:: MATERIAL PROVIDED ::

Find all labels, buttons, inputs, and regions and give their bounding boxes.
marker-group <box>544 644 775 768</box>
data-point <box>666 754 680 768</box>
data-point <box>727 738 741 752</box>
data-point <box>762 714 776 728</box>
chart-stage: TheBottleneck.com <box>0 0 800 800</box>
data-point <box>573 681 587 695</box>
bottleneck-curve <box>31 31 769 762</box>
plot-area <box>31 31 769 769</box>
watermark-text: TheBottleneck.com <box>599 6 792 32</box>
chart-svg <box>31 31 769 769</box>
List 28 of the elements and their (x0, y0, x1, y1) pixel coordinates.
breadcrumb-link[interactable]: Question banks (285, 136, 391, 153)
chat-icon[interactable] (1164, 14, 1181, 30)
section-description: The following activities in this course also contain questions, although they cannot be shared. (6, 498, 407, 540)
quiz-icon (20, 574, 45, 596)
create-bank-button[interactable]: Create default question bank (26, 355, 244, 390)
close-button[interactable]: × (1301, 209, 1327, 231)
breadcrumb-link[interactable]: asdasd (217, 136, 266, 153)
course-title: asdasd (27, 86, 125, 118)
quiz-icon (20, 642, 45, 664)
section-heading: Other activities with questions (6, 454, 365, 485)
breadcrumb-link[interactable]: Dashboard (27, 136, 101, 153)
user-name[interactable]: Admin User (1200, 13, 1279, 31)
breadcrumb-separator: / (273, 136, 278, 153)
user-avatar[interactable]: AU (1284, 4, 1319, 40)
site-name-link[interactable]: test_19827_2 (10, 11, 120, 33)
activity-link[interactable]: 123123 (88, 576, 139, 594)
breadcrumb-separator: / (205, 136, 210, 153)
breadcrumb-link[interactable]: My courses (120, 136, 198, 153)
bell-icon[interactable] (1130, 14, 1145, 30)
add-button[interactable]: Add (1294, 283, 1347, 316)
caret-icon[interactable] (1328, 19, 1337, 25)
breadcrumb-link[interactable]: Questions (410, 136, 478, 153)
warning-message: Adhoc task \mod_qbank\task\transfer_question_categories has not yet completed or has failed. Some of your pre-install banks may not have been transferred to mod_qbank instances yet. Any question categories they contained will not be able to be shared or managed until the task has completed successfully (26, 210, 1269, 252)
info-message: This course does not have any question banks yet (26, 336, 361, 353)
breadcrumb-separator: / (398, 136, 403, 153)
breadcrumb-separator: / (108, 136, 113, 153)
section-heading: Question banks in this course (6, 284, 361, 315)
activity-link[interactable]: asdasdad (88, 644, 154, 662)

:::

WHAT YOU WILL DO: State how many rows above contain the string "chart", with case counting. Give only the number.

SOLUTION BELOW: 2